● **Exercise requirements**:
Identify and reproduce every line holding the string "xlabel".

[BEGIN Entries shown]

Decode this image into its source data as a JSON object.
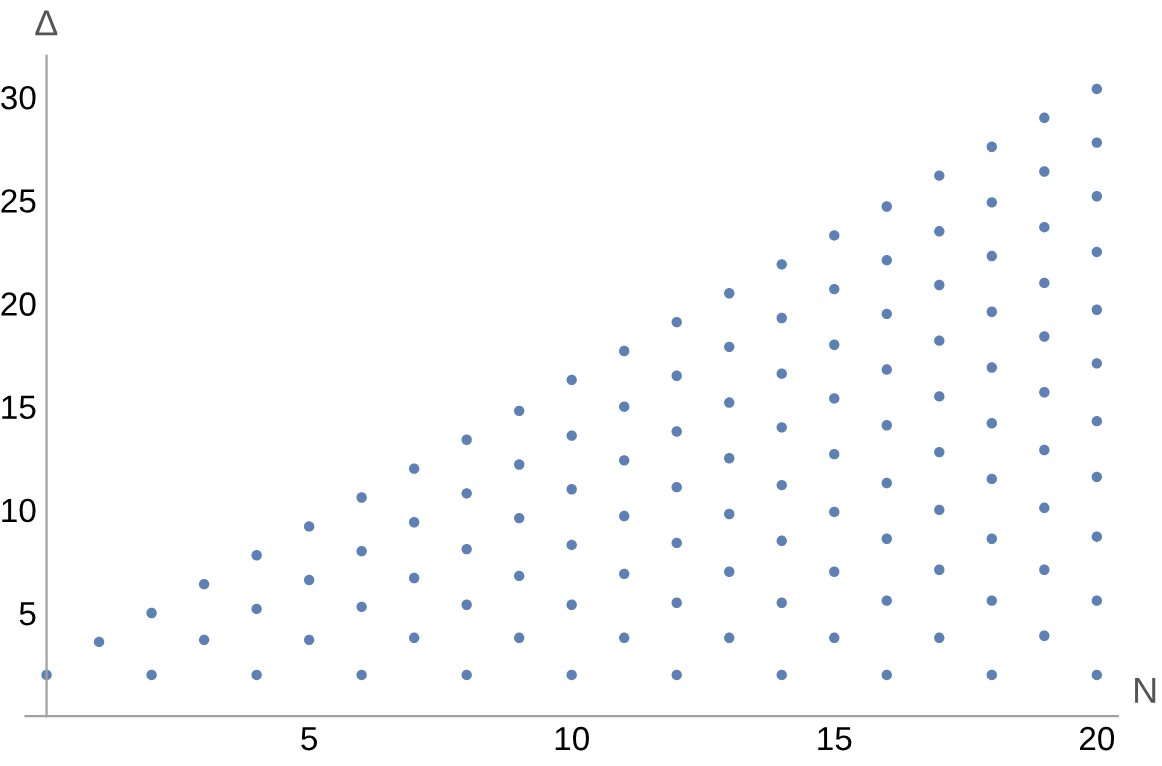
{
  "chart_data": {
    "type": "scatter",
    "xlabel": "N",
    "ylabel": "Δ",
    "xlim": [
      -0.4,
      20.4
    ],
    "ylim": [
      0,
      32
    ],
    "xticks": [
      5,
      10,
      15,
      20
    ],
    "yticks": [
      5,
      10,
      15,
      20,
      25,
      30
    ],
    "grid": false,
    "marker": "circle",
    "series": [
      {
        "color": "#5e81b5",
        "x": [
          0,
          1,
          2,
          2,
          3,
          3,
          4,
          4,
          4,
          5,
          5,
          5,
          6,
          6,
          6,
          6,
          7,
          7,
          7,
          7,
          8,
          8,
          8,
          8,
          8,
          9,
          9,
          9,
          9,
          9,
          10,
          10,
          10,
          10,
          10,
          10,
          11,
          11,
          11,
          11,
          11,
          11,
          12,
          12,
          12,
          12,
          12,
          12,
          12,
          13,
          13,
          13,
          13,
          13,
          13,
          13,
          14,
          14,
          14,
          14,
          14,
          14,
          14,
          14,
          15,
          15,
          15,
          15,
          15,
          15,
          15,
          15,
          16,
          16,
          16,
          16,
          16,
          16,
          16,
          16,
          16,
          17,
          17,
          17,
          17,
          17,
          17,
          17,
          17,
          17,
          18,
          18,
          18,
          18,
          18,
          18,
          18,
          18,
          18,
          18,
          19,
          19,
          19,
          19,
          19,
          19,
          19,
          19,
          19,
          19,
          20,
          20,
          20,
          20,
          20,
          20,
          20,
          20,
          20,
          20,
          20
        ],
        "values": [
          2.0,
          3.6,
          2.0,
          5.0,
          3.7,
          6.4,
          2.0,
          5.2,
          7.8,
          3.7,
          6.6,
          9.2,
          2.0,
          5.3,
          8.0,
          10.6,
          3.8,
          6.7,
          9.4,
          12.0,
          2.0,
          5.4,
          8.1,
          10.8,
          13.4,
          3.8,
          6.8,
          9.6,
          12.2,
          14.8,
          2.0,
          5.4,
          8.3,
          11.0,
          13.6,
          16.3,
          3.8,
          6.9,
          9.7,
          12.4,
          15.0,
          17.7,
          2.0,
          5.5,
          8.4,
          11.1,
          13.8,
          16.5,
          19.1,
          3.8,
          7.0,
          9.8,
          12.5,
          15.2,
          17.9,
          20.5,
          2.0,
          5.5,
          8.5,
          11.2,
          14.0,
          16.6,
          19.3,
          21.9,
          3.8,
          7.0,
          9.9,
          12.7,
          15.4,
          18.0,
          20.7,
          23.3,
          2.0,
          5.6,
          8.6,
          11.3,
          14.1,
          16.8,
          19.5,
          22.1,
          24.7,
          3.8,
          7.1,
          10.0,
          12.8,
          15.5,
          18.2,
          20.9,
          23.5,
          26.2,
          2.0,
          5.6,
          8.6,
          11.5,
          14.2,
          16.9,
          19.6,
          22.3,
          24.9,
          27.6,
          3.9,
          7.1,
          10.1,
          12.9,
          15.7,
          18.4,
          21.0,
          23.7,
          26.4,
          29.0,
          2.0,
          5.6,
          8.7,
          11.6,
          14.3,
          17.1,
          19.7,
          22.5,
          25.2,
          27.8,
          30.4
        ]
      }
    ]
  }
}
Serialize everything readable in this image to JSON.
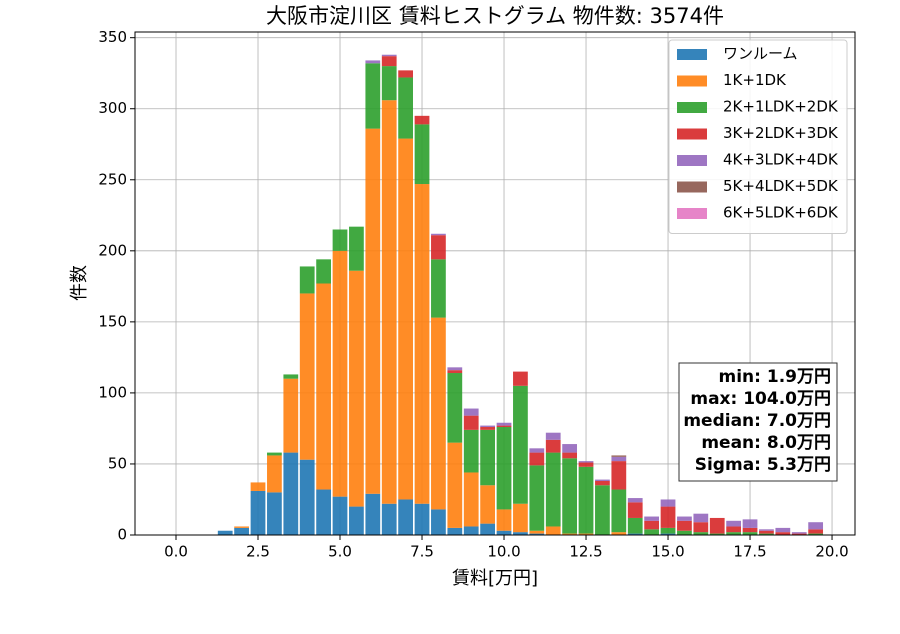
{
  "chart_data": {
    "type": "histogram",
    "title": "大阪市淀川区 賃料ヒストグラム  物件数: 3574件",
    "x_label": "賃料[万円]",
    "y_label": "件数",
    "bins": [
      1.25,
      1.75,
      2.25,
      2.75,
      3.25,
      3.75,
      4.25,
      4.75,
      5.25,
      5.75,
      6.25,
      6.75,
      7.25,
      7.75,
      8.25,
      8.75,
      9.25,
      9.75,
      10.25,
      10.75,
      11.25,
      11.75,
      12.25,
      12.75,
      13.25,
      13.75,
      14.25,
      14.75,
      15.25,
      15.75,
      16.25,
      16.75,
      17.25,
      17.75,
      18.25,
      18.75,
      19.25,
      19.75
    ],
    "series": [
      {
        "name": "ワンルーム",
        "color": "#1f77b4",
        "values": [
          3,
          5,
          31,
          30,
          58,
          53,
          32,
          27,
          20,
          29,
          22,
          25,
          22,
          18,
          5,
          6,
          8,
          3,
          2,
          1,
          0,
          0,
          0,
          0,
          0,
          1,
          0,
          1,
          0,
          0,
          0,
          0,
          0,
          0,
          0,
          0,
          0
        ]
      },
      {
        "name": "1K+1DK",
        "color": "#ff7f0e",
        "values": [
          0,
          1,
          6,
          26,
          52,
          117,
          145,
          173,
          166,
          257,
          284,
          254,
          225,
          135,
          60,
          38,
          27,
          15,
          20,
          2,
          6,
          1,
          1,
          0,
          2,
          0,
          0,
          0,
          0,
          0,
          0,
          0,
          0,
          0,
          0,
          0,
          0
        ]
      },
      {
        "name": "2K+1LDK+2DK",
        "color": "#2ca02c",
        "values": [
          0,
          0,
          0,
          2,
          3,
          19,
          17,
          15,
          31,
          46,
          24,
          43,
          42,
          41,
          49,
          30,
          39,
          58,
          83,
          46,
          52,
          53,
          47,
          35,
          30,
          11,
          4,
          4,
          3,
          2,
          1,
          2,
          2,
          1,
          0,
          0,
          1
        ]
      },
      {
        "name": "3K+2LDK+3DK",
        "color": "#d62728",
        "values": [
          0,
          0,
          0,
          0,
          0,
          0,
          0,
          0,
          0,
          0,
          7,
          5,
          6,
          17,
          2,
          10,
          2,
          1,
          10,
          9,
          9,
          4,
          3,
          3,
          20,
          11,
          6,
          15,
          7,
          7,
          11,
          4,
          3,
          2,
          2,
          1,
          3
        ]
      },
      {
        "name": "4K+3LDK+4DK",
        "color": "#9467bd",
        "values": [
          0,
          0,
          0,
          0,
          0,
          0,
          0,
          0,
          0,
          2,
          1,
          0,
          0,
          1,
          2,
          5,
          1,
          2,
          0,
          3,
          5,
          6,
          1,
          1,
          3,
          3,
          3,
          5,
          3,
          6,
          0,
          4,
          6,
          1,
          3,
          1,
          5
        ]
      },
      {
        "name": "5K+4LDK+5DK",
        "color": "#8c564b",
        "values": [
          0,
          0,
          0,
          0,
          0,
          0,
          0,
          0,
          0,
          0,
          0,
          0,
          0,
          0,
          0,
          0,
          0,
          0,
          0,
          0,
          0,
          0,
          0,
          0,
          1,
          0,
          0,
          0,
          0,
          0,
          0,
          0,
          0,
          0,
          0,
          0,
          0
        ]
      },
      {
        "name": "6K+5LDK+6DK",
        "color": "#e377c2",
        "values": [
          0,
          0,
          0,
          0,
          0,
          0,
          0,
          0,
          0,
          0,
          0,
          0,
          0,
          0,
          0,
          0,
          0,
          0,
          0,
          0,
          0,
          0,
          0,
          0,
          0,
          0,
          0,
          0,
          0,
          0,
          0,
          0,
          0,
          0,
          0,
          0,
          0
        ]
      }
    ],
    "xlim": [
      -1.25,
      20.7
    ],
    "ylim": [
      0,
      354
    ],
    "xticks": [
      {
        "value": 0,
        "label": "0.0"
      },
      {
        "value": 2.5,
        "label": "2.5"
      },
      {
        "value": 5,
        "label": "5.0"
      },
      {
        "value": 7.5,
        "label": "7.5"
      },
      {
        "value": 10,
        "label": "10.0"
      },
      {
        "value": 12.5,
        "label": "12.5"
      },
      {
        "value": 15,
        "label": "15.0"
      },
      {
        "value": 17.5,
        "label": "17.5"
      },
      {
        "value": 20,
        "label": "20.0"
      }
    ],
    "yticks": [
      0,
      50,
      100,
      150,
      200,
      250,
      300,
      350
    ],
    "grid": true,
    "legend": "upper right",
    "annotations": [
      "min: 1.9万円",
      "max: 104.0万円",
      "median: 7.0万円",
      "mean: 8.0万円",
      "Sigma: 5.3万円"
    ]
  }
}
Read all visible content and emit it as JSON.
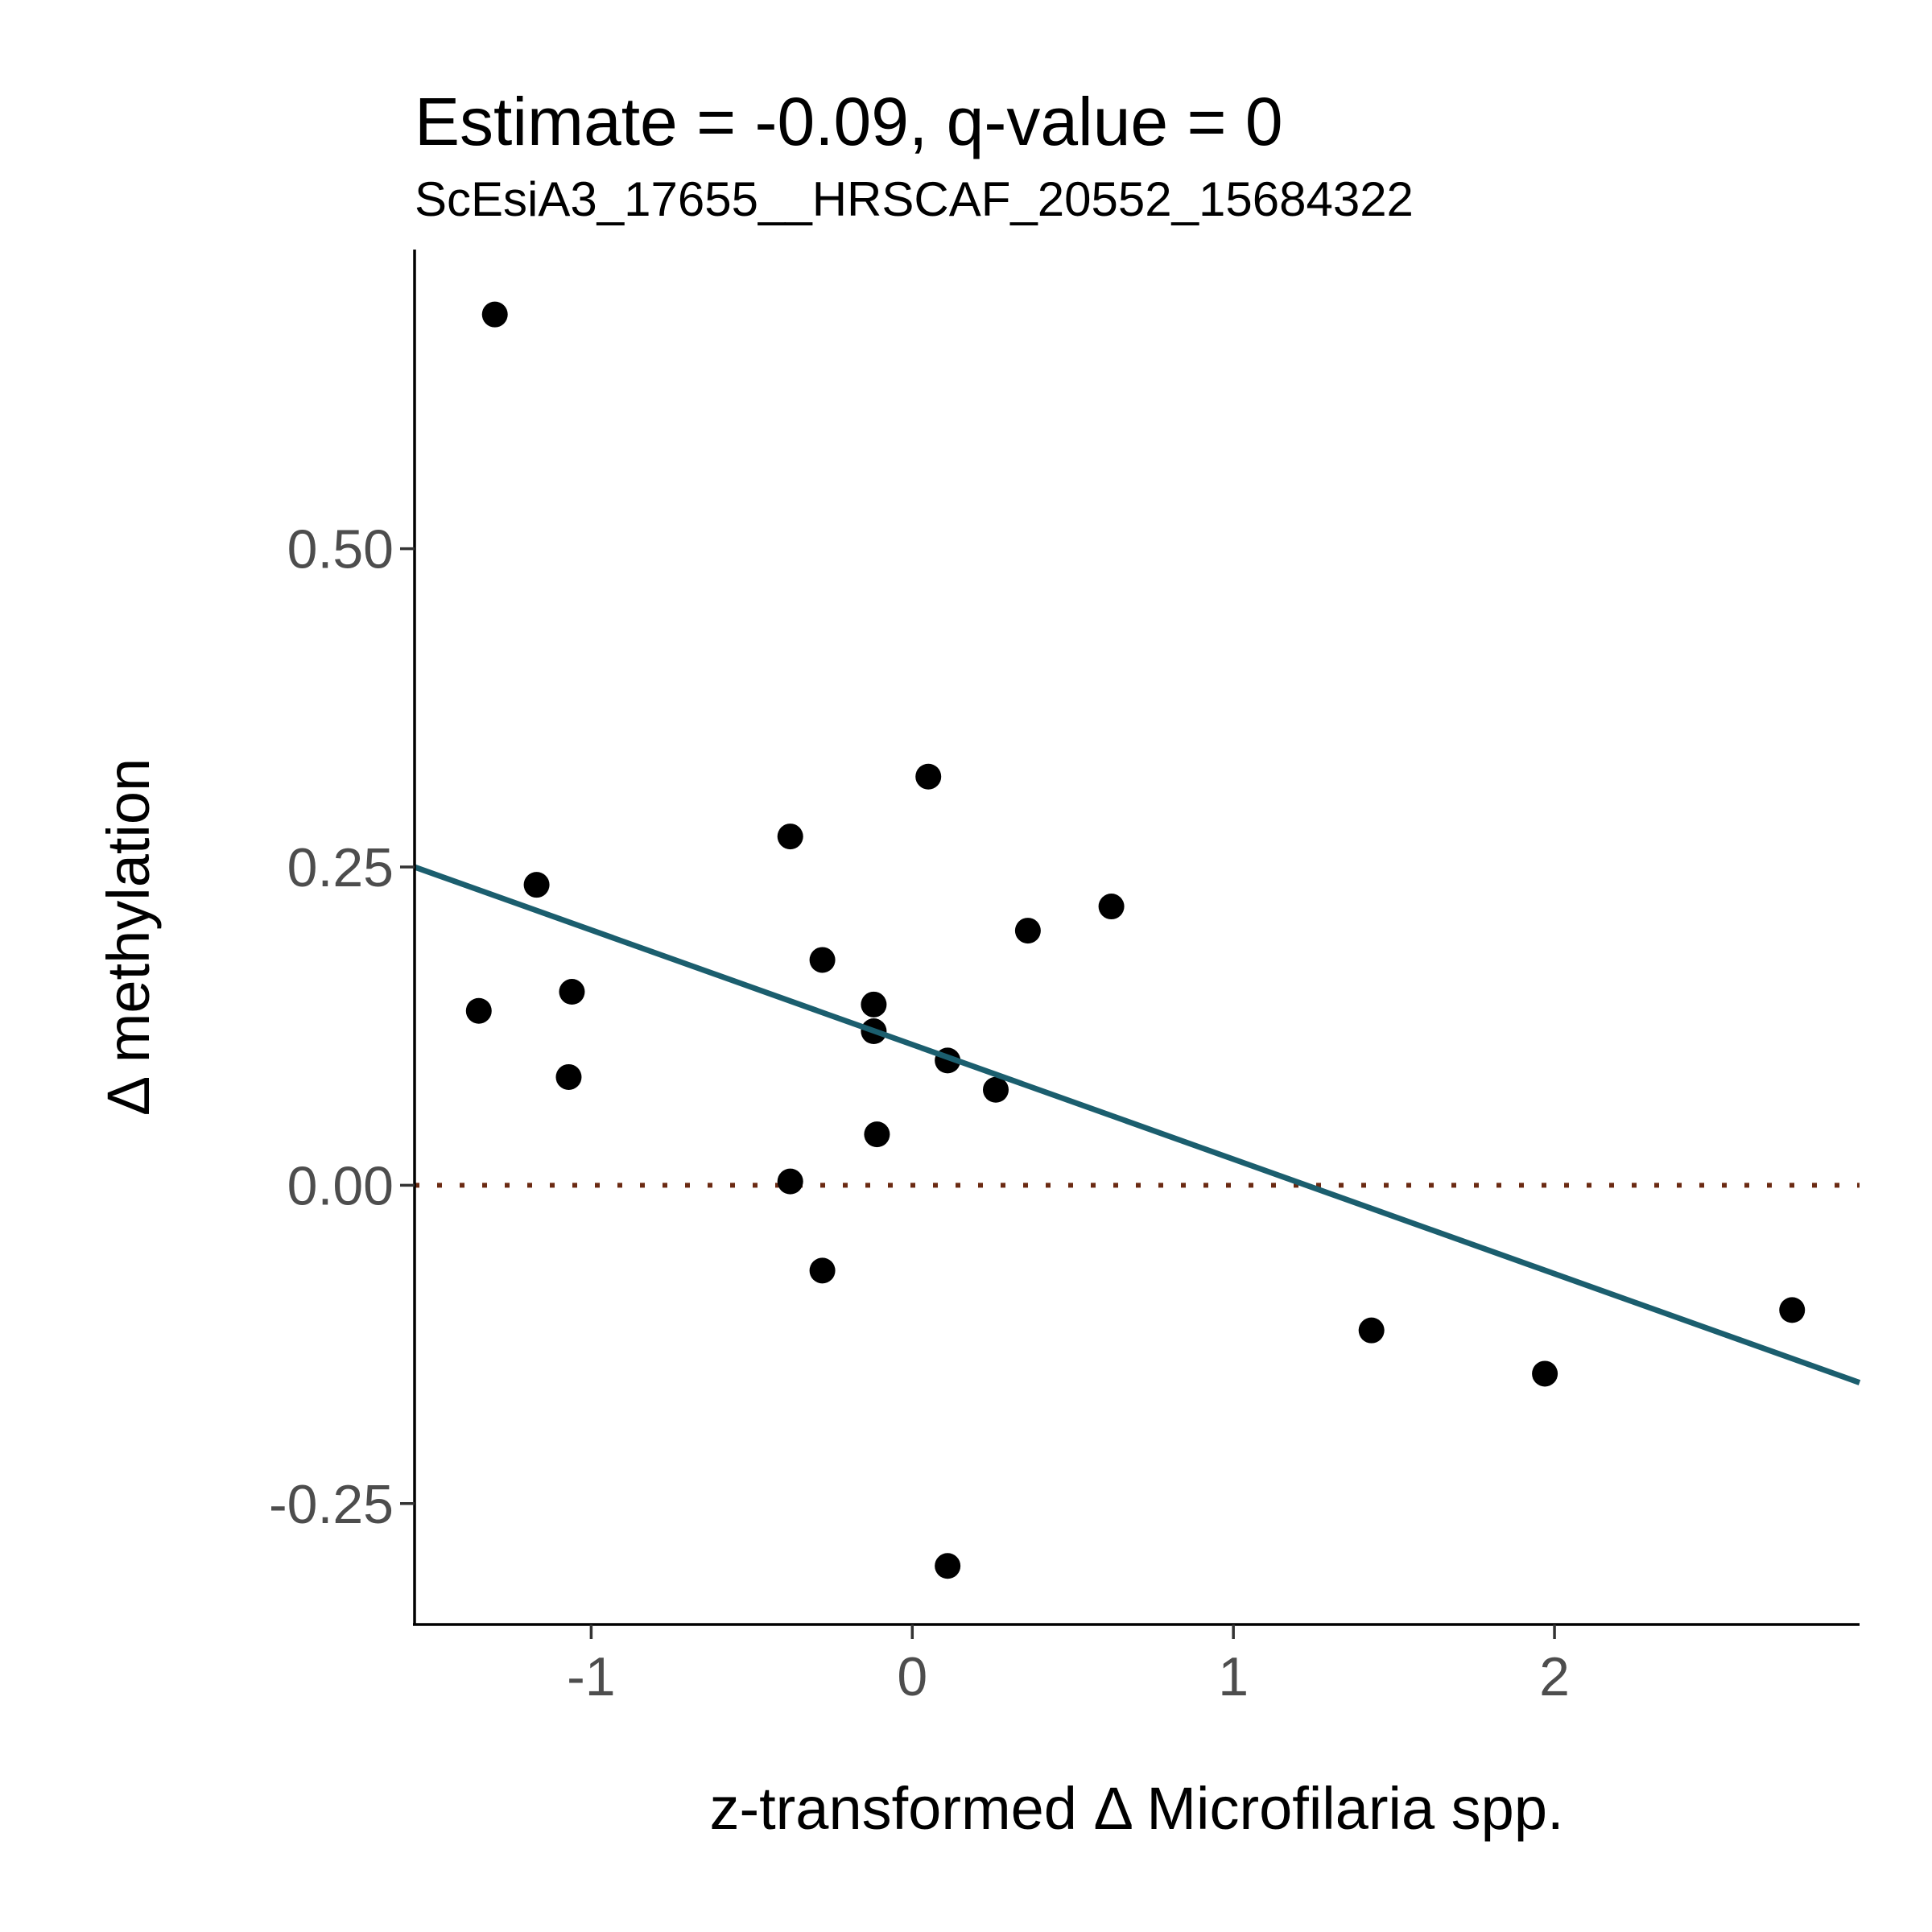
{
  "chart_data": {
    "type": "scatter",
    "title": "Estimate = -0.09, q-value = 0",
    "subtitle": "ScEsiA3_17655__HRSCAF_20552_15684322",
    "xlabel": "z-transformed Δ Microfilaria spp.",
    "ylabel": "Δ methylation",
    "xlim": [
      -1.55,
      2.95
    ],
    "ylim": [
      -0.345,
      0.735
    ],
    "x_ticks": [
      -1,
      0,
      1,
      2
    ],
    "x_tick_labels": [
      "-1",
      "0",
      "1",
      "2"
    ],
    "y_ticks": [
      -0.25,
      0,
      0.25,
      0.5
    ],
    "y_tick_labels": [
      "-0.25",
      "0.00",
      "0.25",
      "0.50"
    ],
    "grid": false,
    "points": [
      {
        "x": -1.3,
        "y": 0.684
      },
      {
        "x": -1.35,
        "y": 0.137
      },
      {
        "x": -1.17,
        "y": 0.236
      },
      {
        "x": -1.06,
        "y": 0.152
      },
      {
        "x": -1.07,
        "y": 0.085
      },
      {
        "x": -0.38,
        "y": 0.274
      },
      {
        "x": -0.28,
        "y": 0.177
      },
      {
        "x": -0.38,
        "y": 0.003
      },
      {
        "x": -0.28,
        "y": -0.067
      },
      {
        "x": -0.12,
        "y": 0.142
      },
      {
        "x": -0.12,
        "y": 0.121
      },
      {
        "x": -0.11,
        "y": 0.04
      },
      {
        "x": 0.05,
        "y": 0.321
      },
      {
        "x": 0.11,
        "y": 0.098
      },
      {
        "x": 0.11,
        "y": -0.299
      },
      {
        "x": 0.26,
        "y": 0.075
      },
      {
        "x": 0.36,
        "y": 0.2
      },
      {
        "x": 0.62,
        "y": 0.219
      },
      {
        "x": 1.43,
        "y": -0.114
      },
      {
        "x": 1.97,
        "y": -0.148
      },
      {
        "x": 2.74,
        "y": -0.098
      }
    ],
    "fit_line": {
      "x": [
        -1.55,
        2.95
      ],
      "y": [
        0.25,
        -0.155
      ],
      "color": "#1b5e6e"
    },
    "reference_line": {
      "y": 0,
      "style": "dotted",
      "color": "#6b2a12"
    },
    "point_color": "#000000"
  }
}
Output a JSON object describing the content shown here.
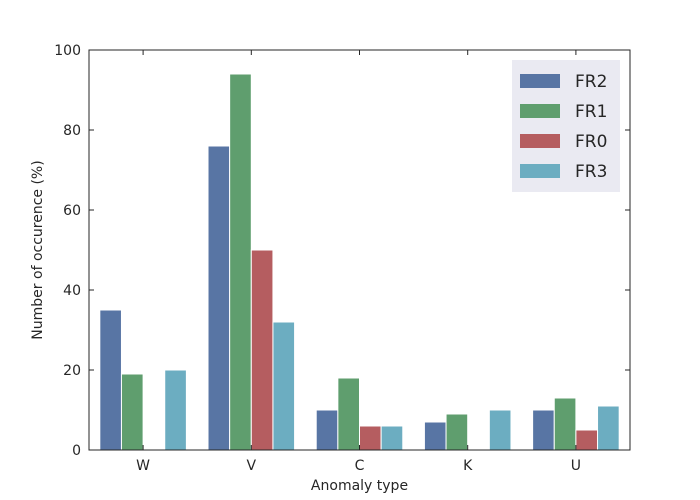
{
  "chart_data": {
    "type": "bar",
    "title": "",
    "xlabel": "Anomaly type",
    "ylabel": "Number of  occurence (%)",
    "categories": [
      "W",
      "V",
      "C",
      "K",
      "U"
    ],
    "series": [
      {
        "name": "FR2",
        "color": "#5875a4",
        "values": [
          35,
          76,
          10,
          7,
          10
        ]
      },
      {
        "name": "FR1",
        "color": "#5f9e6e",
        "values": [
          19,
          94,
          18,
          9,
          13
        ]
      },
      {
        "name": "FR0",
        "color": "#b55d60",
        "values": [
          0,
          50,
          6,
          0,
          5
        ]
      },
      {
        "name": "FR3",
        "color": "#6cadc1",
        "values": [
          20,
          32,
          6,
          10,
          11
        ]
      }
    ],
    "ylim": [
      0,
      100
    ],
    "yticks": [
      0,
      20,
      40,
      60,
      80,
      100
    ],
    "grid": false,
    "legend_position": "top-right"
  }
}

[END Entries shown]

● **Complete output**:
    "xlabel": "N",
    "xlabel": "z-transformed Δ Microfilaria spp.",
    "xlabel": "Anomaly type",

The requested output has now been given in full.